* **Written problem 1**:
Answer these questions about the thread on Colossians 1:24:
(a) Which verse does the thread's title name?
(b) According to what ChristianHedonist has heard taught, what had the church Paul was writing to not done?
(c) Whom does ChristianHedonist quote in the last post?

* **Text shown**:
═══

# Colossians 1:24



## Joseph Scibbe (Aug 19, 2009)

What is Paul talking about when he says that he is "filling up what is lacking in Christs afflictions for his body"?


----------



## ChristianHedonist (Aug 19, 2009)

I have heard it taught that what is lacking in Christ's affliction is that the church Paul was writing to had not physically witnessed Christ's suffering on their behalf, so Paul's suffering as an ambassador for Christ served as a testimony to Christ's suffering on behalf of his bride, the church. It's not that there is any intrinsic lack in Christ's suffering.


----------



## Joseph Scibbe (Aug 19, 2009)

ChristianHedonist said:


> I have heard it taught that what is lacking in Christ's affliction is that the church Paul was writing to had not physically witnessed Christ's suffering on their behalf, so Paul's suffering as an ambassador for Christ served as a testimony to Christ's suffering on behalf of his bride, the church. It's not that there is any intrinsic lack in Christ's suffering.



Thanks. I know that there is no lack in His suffering which is what gave me pause at first read through.


----------



## ChristianHedonist (Aug 19, 2009)

You're welcome. Here's a quote from John Piper from this link: Filling Up What Is Lacking in Christ's Afflictions :: Desiring God Christian Resource Library



> Let’s go to Colossians, chapter 1, and we’ll look at one verse: verse 24: “Now I rejoice in my sufferings for your sake, and in my flesh I do my share on behalf of his body (which is the church) in filling up that which is lacking in Christ's afflictions.” Paul suffers, and he says that in his sufferings he fills up what is lacking in Christ’s afflictions? What does that mean?

═══

* **Written problem 2**:
Reproduce the entries line for line without changes. Begin with the first line of the entries and stop after the line that contains "data-point-company [533, 550, 540, 558]", keeping both of those lines.

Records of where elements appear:
═══

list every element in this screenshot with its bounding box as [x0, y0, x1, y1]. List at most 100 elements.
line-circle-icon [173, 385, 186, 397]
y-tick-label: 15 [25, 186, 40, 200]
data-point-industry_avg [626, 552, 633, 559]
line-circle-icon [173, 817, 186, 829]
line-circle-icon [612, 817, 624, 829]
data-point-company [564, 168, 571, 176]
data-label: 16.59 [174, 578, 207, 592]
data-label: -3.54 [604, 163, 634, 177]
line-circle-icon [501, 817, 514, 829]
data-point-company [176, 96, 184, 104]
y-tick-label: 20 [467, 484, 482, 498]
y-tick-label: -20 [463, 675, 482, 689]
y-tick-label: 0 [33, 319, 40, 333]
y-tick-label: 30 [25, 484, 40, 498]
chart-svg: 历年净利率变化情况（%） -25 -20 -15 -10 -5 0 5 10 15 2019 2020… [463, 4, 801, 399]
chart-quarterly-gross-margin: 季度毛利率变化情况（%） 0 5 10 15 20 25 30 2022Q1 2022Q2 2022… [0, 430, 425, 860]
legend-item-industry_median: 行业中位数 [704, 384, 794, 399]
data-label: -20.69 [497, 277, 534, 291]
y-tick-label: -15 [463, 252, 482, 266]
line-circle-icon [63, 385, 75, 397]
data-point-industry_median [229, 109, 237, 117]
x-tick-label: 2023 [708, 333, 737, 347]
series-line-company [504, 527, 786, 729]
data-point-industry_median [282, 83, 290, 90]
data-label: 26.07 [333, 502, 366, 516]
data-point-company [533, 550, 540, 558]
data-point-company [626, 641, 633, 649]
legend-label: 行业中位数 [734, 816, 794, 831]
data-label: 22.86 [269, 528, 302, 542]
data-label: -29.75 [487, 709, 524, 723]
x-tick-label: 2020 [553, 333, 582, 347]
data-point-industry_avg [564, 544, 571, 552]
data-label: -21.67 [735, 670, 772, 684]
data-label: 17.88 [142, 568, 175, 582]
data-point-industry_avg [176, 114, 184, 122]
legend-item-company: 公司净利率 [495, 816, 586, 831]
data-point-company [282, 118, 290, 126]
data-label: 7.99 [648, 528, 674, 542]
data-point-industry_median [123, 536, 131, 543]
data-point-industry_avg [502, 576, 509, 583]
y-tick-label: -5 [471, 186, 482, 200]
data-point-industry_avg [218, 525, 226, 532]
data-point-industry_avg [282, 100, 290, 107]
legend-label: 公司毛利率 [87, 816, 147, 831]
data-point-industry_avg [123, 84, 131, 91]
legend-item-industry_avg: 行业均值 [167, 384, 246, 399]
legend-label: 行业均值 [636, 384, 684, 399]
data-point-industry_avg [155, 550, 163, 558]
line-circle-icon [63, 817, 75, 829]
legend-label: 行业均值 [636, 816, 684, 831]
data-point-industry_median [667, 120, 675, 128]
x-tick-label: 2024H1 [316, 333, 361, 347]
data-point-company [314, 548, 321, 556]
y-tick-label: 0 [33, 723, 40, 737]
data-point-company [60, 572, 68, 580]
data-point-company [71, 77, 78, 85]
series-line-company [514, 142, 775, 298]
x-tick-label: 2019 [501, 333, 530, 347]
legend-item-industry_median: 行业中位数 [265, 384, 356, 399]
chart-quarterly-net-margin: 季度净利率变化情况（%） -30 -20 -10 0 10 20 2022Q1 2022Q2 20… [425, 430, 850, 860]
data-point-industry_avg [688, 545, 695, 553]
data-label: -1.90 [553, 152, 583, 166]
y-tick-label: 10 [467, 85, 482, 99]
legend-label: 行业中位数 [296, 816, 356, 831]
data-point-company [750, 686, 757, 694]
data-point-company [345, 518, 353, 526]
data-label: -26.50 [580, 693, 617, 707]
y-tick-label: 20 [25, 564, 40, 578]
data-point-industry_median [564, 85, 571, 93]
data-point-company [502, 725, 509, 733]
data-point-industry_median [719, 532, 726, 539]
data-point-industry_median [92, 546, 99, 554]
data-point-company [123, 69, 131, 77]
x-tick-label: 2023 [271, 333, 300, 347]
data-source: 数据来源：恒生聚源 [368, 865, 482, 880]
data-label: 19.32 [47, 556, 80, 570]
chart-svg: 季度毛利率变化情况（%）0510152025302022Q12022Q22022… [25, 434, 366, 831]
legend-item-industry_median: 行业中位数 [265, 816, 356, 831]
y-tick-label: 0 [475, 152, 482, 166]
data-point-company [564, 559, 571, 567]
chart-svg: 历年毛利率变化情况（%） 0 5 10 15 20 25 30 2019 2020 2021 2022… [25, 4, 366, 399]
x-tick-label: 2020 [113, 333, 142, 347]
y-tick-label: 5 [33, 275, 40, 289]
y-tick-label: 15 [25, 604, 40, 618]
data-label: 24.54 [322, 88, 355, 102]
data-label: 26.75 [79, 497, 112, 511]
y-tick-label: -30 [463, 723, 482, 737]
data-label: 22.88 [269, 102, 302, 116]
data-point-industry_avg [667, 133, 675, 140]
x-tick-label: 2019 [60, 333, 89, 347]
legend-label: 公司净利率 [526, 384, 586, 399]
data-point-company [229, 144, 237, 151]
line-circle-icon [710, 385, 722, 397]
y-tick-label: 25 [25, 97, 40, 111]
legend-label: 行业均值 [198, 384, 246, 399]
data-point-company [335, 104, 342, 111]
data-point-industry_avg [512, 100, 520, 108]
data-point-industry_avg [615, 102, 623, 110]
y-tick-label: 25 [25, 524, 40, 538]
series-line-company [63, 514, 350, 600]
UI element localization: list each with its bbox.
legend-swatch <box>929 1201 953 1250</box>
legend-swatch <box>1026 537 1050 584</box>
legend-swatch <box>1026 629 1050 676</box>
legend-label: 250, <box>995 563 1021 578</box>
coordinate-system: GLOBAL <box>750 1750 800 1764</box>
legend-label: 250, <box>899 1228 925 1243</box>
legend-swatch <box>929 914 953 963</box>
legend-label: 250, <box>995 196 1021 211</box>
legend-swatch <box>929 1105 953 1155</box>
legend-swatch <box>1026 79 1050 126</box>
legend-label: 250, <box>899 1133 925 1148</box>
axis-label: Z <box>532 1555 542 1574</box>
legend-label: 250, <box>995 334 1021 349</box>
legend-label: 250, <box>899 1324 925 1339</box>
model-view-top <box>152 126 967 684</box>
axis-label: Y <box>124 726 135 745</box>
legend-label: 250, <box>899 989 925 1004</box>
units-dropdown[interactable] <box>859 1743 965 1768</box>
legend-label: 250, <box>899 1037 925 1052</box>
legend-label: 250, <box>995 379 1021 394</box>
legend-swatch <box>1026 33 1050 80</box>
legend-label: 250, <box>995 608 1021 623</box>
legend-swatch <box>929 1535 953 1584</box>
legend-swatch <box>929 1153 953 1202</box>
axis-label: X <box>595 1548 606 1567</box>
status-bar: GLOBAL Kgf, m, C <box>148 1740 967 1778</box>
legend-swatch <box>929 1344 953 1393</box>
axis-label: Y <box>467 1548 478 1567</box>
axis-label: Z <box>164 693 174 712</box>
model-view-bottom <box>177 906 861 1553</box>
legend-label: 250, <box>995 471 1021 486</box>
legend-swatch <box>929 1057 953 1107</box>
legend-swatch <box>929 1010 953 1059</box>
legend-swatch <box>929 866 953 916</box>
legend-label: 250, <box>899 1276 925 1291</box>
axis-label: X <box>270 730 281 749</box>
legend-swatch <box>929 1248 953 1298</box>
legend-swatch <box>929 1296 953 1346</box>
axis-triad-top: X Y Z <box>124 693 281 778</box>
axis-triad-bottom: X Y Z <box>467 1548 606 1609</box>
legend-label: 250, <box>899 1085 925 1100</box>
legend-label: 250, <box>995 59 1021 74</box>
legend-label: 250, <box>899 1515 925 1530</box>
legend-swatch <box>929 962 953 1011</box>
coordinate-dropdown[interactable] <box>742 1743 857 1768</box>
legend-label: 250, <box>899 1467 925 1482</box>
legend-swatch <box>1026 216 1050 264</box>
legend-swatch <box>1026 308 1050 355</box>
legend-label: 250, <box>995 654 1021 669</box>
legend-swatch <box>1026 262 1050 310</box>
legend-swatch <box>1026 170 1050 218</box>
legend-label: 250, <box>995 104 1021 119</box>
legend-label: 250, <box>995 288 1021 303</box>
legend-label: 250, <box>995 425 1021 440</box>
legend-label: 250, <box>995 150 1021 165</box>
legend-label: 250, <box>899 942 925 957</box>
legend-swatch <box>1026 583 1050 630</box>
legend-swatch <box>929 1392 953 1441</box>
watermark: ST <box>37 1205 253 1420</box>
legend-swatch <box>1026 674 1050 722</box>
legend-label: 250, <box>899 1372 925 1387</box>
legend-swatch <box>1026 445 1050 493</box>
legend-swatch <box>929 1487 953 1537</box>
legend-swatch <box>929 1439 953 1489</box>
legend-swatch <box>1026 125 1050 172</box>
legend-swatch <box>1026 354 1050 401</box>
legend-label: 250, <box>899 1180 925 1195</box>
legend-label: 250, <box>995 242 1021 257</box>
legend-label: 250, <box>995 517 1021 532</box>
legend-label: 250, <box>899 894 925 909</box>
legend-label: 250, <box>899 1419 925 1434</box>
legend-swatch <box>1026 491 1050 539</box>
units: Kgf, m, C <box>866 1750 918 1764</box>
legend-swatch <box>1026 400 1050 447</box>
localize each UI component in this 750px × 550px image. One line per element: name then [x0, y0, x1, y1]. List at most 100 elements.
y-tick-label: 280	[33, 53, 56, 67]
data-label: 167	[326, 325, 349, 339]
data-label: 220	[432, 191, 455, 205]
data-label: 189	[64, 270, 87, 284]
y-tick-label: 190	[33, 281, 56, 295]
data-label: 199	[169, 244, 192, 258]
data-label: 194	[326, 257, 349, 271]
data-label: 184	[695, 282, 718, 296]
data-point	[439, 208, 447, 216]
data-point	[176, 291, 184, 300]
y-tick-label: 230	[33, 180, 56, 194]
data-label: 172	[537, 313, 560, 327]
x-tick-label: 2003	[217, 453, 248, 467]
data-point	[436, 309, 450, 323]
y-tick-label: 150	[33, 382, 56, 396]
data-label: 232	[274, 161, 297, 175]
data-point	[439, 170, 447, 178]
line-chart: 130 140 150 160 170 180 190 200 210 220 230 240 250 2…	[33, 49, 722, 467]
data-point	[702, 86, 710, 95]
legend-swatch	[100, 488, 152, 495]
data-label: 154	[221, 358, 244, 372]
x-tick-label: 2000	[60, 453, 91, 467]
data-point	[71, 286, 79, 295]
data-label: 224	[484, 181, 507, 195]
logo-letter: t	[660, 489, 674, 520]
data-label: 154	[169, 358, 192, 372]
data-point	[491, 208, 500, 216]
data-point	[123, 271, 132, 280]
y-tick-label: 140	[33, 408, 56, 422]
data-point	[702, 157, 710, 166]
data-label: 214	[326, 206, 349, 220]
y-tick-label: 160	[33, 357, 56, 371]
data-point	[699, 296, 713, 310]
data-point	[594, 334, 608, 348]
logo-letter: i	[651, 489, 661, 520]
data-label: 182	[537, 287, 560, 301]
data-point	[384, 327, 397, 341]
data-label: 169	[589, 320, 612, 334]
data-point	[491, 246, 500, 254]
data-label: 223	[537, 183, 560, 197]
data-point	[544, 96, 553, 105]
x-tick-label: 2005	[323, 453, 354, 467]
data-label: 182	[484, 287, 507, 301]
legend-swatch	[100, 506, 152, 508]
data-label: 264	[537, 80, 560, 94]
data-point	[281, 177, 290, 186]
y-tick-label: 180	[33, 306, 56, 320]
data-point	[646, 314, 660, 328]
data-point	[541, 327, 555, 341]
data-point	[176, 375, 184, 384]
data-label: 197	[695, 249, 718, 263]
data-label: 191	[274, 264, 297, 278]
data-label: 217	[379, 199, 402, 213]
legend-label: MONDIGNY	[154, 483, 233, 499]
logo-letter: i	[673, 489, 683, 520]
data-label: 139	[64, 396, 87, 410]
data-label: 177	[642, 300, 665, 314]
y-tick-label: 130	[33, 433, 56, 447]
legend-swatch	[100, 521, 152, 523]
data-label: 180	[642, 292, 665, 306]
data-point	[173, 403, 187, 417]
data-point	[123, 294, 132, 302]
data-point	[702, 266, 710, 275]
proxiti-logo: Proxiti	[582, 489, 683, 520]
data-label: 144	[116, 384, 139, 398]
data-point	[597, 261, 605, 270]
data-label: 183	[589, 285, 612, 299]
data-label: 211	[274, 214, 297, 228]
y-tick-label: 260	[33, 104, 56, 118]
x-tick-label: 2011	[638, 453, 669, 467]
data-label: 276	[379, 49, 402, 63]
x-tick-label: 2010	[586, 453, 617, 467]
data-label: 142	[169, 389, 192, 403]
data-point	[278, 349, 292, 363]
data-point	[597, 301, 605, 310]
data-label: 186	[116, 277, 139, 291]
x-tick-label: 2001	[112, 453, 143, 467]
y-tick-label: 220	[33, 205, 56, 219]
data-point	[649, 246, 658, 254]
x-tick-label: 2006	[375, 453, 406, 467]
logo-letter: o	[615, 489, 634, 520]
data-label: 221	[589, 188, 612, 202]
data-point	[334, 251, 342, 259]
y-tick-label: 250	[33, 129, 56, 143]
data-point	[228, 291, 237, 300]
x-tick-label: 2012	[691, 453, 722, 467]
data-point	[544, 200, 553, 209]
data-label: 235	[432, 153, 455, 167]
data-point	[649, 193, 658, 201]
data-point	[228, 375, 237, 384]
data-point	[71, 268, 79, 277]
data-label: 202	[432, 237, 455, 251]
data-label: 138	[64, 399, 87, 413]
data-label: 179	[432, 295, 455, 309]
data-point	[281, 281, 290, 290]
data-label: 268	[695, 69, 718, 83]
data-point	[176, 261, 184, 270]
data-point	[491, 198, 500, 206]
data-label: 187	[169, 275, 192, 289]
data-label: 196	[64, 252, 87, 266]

═══

* **Expected answer 1**:
(a) Colossians 1:24
(b) Physically witnessed Christ's suffering on their behalf
(c) John Piper

* **Expected answer 2**:
list every element in this screenshot with its bounding box as [x0, y0, x1, y1]. List at most 100 elements.
line-circle-icon [173, 385, 186, 397]
y-tick-label: 15 [25, 186, 40, 200]
data-point-industry_avg [626, 552, 633, 559]
line-circle-icon [173, 817, 186, 829]
line-circle-icon [612, 817, 624, 829]
data-point-company [564, 168, 571, 176]
data-label: 16.59 [174, 578, 207, 592]
data-label: -3.54 [604, 163, 634, 177]
line-circle-icon [501, 817, 514, 829]
data-point-company [176, 96, 184, 104]
y-tick-label: 20 [467, 484, 482, 498]
y-tick-label: -20 [463, 675, 482, 689]
y-tick-label: 0 [33, 319, 40, 333]
y-tick-label: 30 [25, 484, 40, 498]
chart-svg: 历年净利率变化情况（%） -25 -20 -15 -10 -5 0 5 10 15 2019 2020… [463, 4, 801, 399]
chart-quarterly-gross-margin: 季度毛利率变化情况（%） 0 5 10 15 20 25 30 2022Q1 2022Q2 2022… [0, 430, 425, 860]
legend-item-industry_median: 行业中位数 [704, 384, 794, 399]
data-label: -20.69 [497, 277, 534, 291]
y-tick-label: -15 [463, 252, 482, 266]
line-circle-icon [63, 385, 75, 397]
data-point-industry_median [229, 109, 237, 117]
x-tick-label: 2023 [708, 333, 737, 347]
series-line-company [504, 527, 786, 729]
data-point-industry_median [282, 83, 290, 90]
data-label: 26.07 [333, 502, 366, 516]
data-point-company [533, 550, 540, 558]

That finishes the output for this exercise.